- _Work to be completed_: Pictures appear in the records below; write out everything else exactly.

........

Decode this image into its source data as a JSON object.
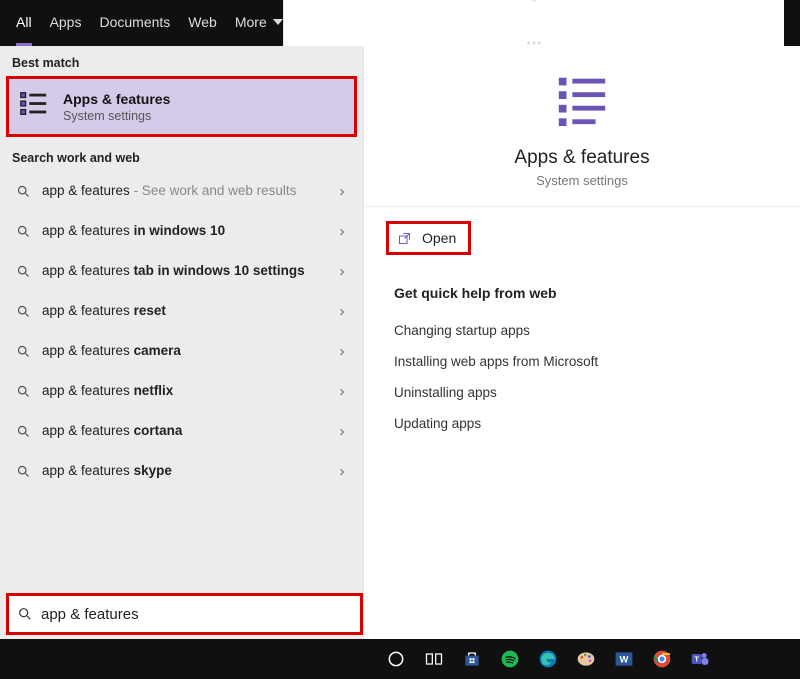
{
  "topbar": {
    "tabs": [
      "All",
      "Apps",
      "Documents",
      "Web",
      "More"
    ],
    "active_index": 0
  },
  "left": {
    "best_match_header": "Best match",
    "best_match": {
      "title": "Apps & features",
      "subtitle": "System settings"
    },
    "search_web_header": "Search work and web",
    "suggestions": [
      {
        "plain": "app & features",
        "bold": "",
        "tail": " - See work and web results",
        "tail_faint": true
      },
      {
        "plain": "app & features ",
        "bold": "in windows 10"
      },
      {
        "plain": "app & features ",
        "bold": "tab in windows 10 settings"
      },
      {
        "plain": "app & features ",
        "bold": "reset"
      },
      {
        "plain": "app & features ",
        "bold": "camera"
      },
      {
        "plain": "app & features ",
        "bold": "netflix"
      },
      {
        "plain": "app & features ",
        "bold": "cortana"
      },
      {
        "plain": "app & features ",
        "bold": "skype"
      }
    ],
    "search_value": "app & features"
  },
  "right": {
    "title": "Apps & features",
    "subtitle": "System settings",
    "open_label": "Open",
    "help_header": "Get quick help from web",
    "help_links": [
      "Changing startup apps",
      "Installing web apps from Microsoft",
      "Uninstalling apps",
      "Updating apps"
    ]
  },
  "taskbar": {
    "icons": [
      "cortana",
      "task-view",
      "store",
      "spotify",
      "edge",
      "paint",
      "word",
      "chrome",
      "teams"
    ]
  }
}
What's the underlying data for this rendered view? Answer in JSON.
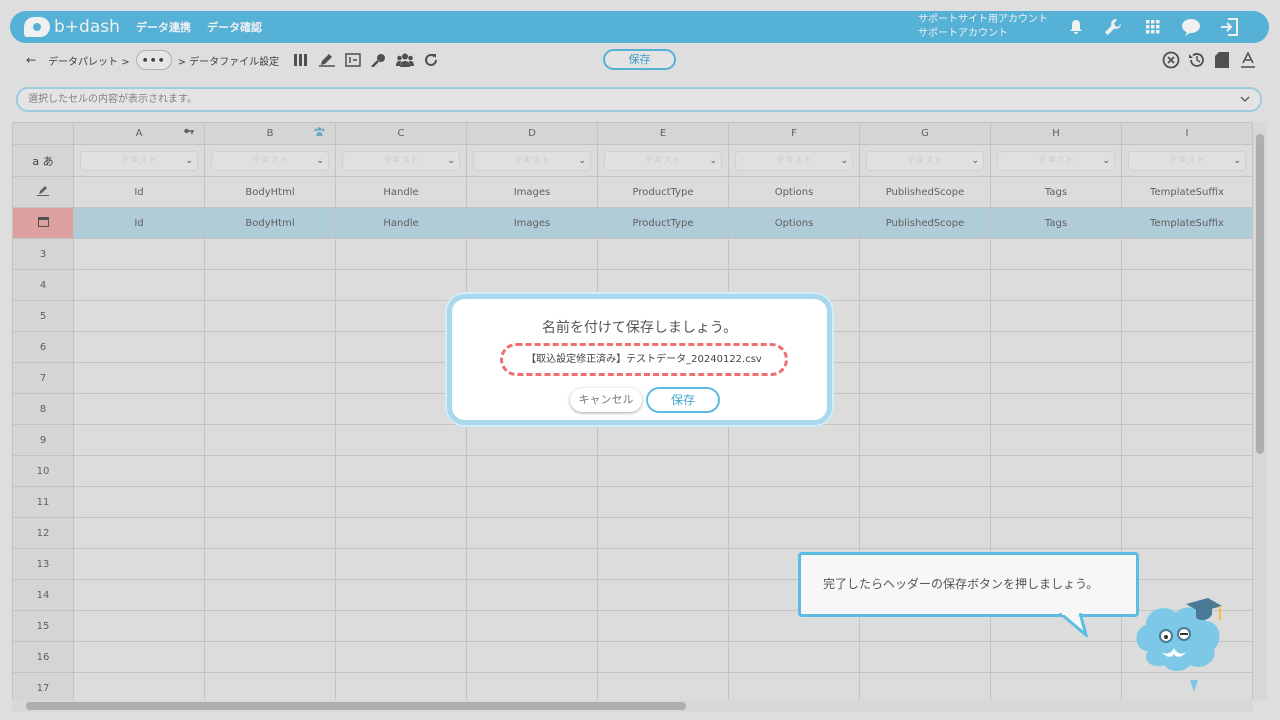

........

- _Task output_:
Decode this image into its source data as a JSON object.
{
  "topbar": {
    "tabs": [
      "All",
      "Apps",
      "Documents",
      "Web",
      "More"
    ],
    "active_index": 0
  },
  "left": {
    "best_match_header": "Best match",
    "best_match": {
      "title": "Apps & features",
      "subtitle": "System settings"
    },
    "search_web_header": "Search work and web",
    "suggestions": [
      {
        "plain": "app & features",
        "bold": "",
        "tail": " - See work and web results",
        "tail_faint": true
      },
      {
        "plain": "app & features ",
        "bold": "in windows 10"
      },
      {
        "plain": "app & features ",
        "bold": "tab in windows 10 settings"
      },
      {
        "plain": "app & features ",
        "bold": "reset"
      },
      {
        "plain": "app & features ",
        "bold": "camera"
      },
      {
        "plain": "app & features ",
        "bold": "netflix"
      },
      {
        "plain": "app & features ",
        "bold": "cortana"
      },
      {
        "plain": "app & features ",
        "bold": "skype"
      }
    ],
    "search_value": "app & features"
  },
  "right": {
    "title": "Apps & features",
    "subtitle": "System settings",
    "open_label": "Open",
    "help_header": "Get quick help from web",
    "help_links": [
      "Changing startup apps",
      "Installing web apps from Microsoft",
      "Uninstalling apps",
      "Updating apps"
    ]
  },
  "taskbar": {
    "icons": [
      "cortana",
      "task-view",
      "store",
      "spotify",
      "edge",
      "paint",
      "word",
      "chrome",
      "teams"
    ]
  }
}
What's the underlying data for this rendered view? Answer in JSON.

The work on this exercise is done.